Congress, Bern, Switzerland, 5–6 February 2020
Homage to the 170 years since the founding of Swiss Post (est. 1849)
Organized by the History and Computing Association,
the Museum of Communication, and the PTT Archives, Bern, Switzerland
Extended deadline: 15 September 2019
The Internet of Objects, Artificial Intelligence, Smart Cities, and the 5G mobile communication standard are among the many challenges facing today public and private entities in charge of communication infrastructures. That technological evolution is “disruptive” is, however, nothing new: from the invention of telegraphy and railways to Internet and drones, the communications sector’s established ways of doing had to be repeatedly reinvented.
The interaction between technological innovation and governance of communication infrastructures — the essence of the “guiding star”, as suggested by the title — constitutes the theme of the conference in February 2020. We wish to explore how innovation was steered by postal and telecommunication companies, as well as by other public and private players in the field of communication infrastructures: enterprises, governments, professional and state organizations, the users.
══════════════════════════════
PROMPT A: Rewrite the paragraph of the conference announcement that begins "The interaction between technological innovation" as a brief bulleted list that keeps its main facts.
PROMPT B:
Answer these questions using the conference announcement, one line each:
(i) What institution's founding is the congress a homage to, and in what year was it established?
(ii) What is the extended deadline?
(iii) Which two inventions does the announcement name as the start of the communications sector's repeated reinventions?
PROMPT C: Continue the conference announcement from the point where it stops.

DATA EXCERPT:
══════════════════════════════
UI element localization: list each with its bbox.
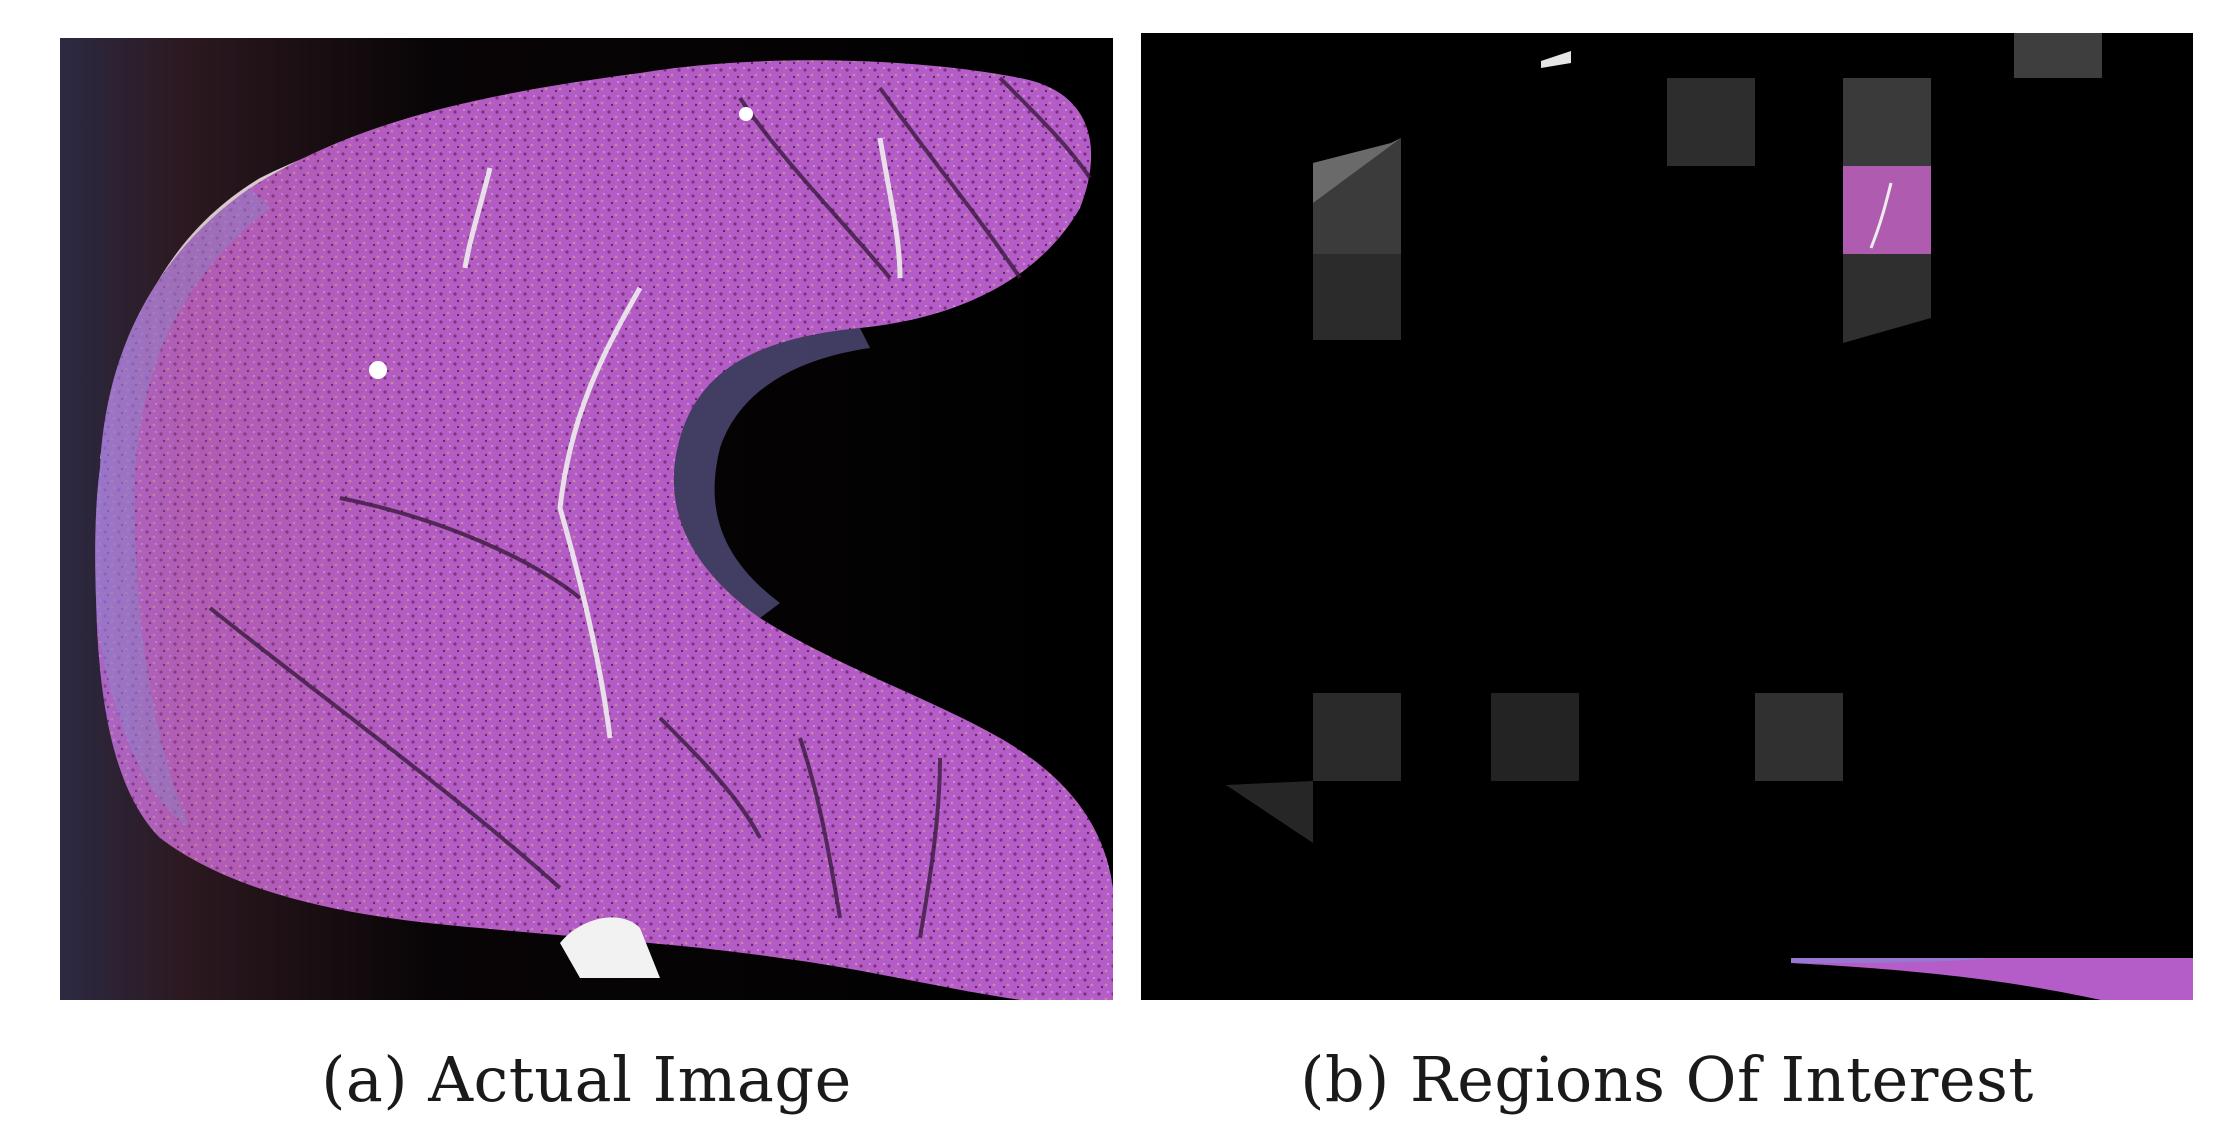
══════════════════════════════
TASK OUTPUT A:
- Theme of the February 2020 conference: how technological innovation interacts with the governance of communication infrastructures (the "guiding star" of the title).
- Aim: to explore how innovation was steered by postal and telecommunication companies and by other public and private players.
- Other players named: enterprises, governments, professional and state organizations, and the users.

TASK OUTPUT B:
(i) Swiss Post, established in 1849.
(ii) 15 September 2019.
(iii) Telegraphy and railways.

TASK OUTPUT C:
Innovation being inherently unforeseeable, it can be regulated and steered only with difficulty — which didn’t hold companies and governments back from trying to channel technological evolution and make it more compliant with their respective motivations. Thus the question arises where “innovation” is located for the different players on the spectrum ranging from invention and vision to utopia and ideology. The conference intends to shed light on how the steering of innovation in postal and other communication infrastructures functions.
These questions have often been explored in the fields of business history and the history of science and technology. The organizing committee is, however, interested in a multidisciplinary approach, which would reveal the many factors at play in the steering of innovation, such as social, economical, political, cultural, and technological. The committee is furthermore seeking contributions on national case studies — Switzerland, the conference venue, is a most welcome study case —, to be balanced by international and transnational studies.
The conference will also be an opportunity to question the utility of historical analysis to contemporary efforts in steering innovation in communication infrastructure. To this end a round table will be organized, bringing together historians, engineers, managers and politicians.
Paper proposals should contain a 500 words-long abstract and a short CV and be submitted until June 30 to info@ahc-ch. Authors will be notified in August about the outcome of the paper selection. Contributions are expected in English, French, German, and Italian.
Contributions will be published in the journal “Geschichte und Informatik / Histoire et Informatique”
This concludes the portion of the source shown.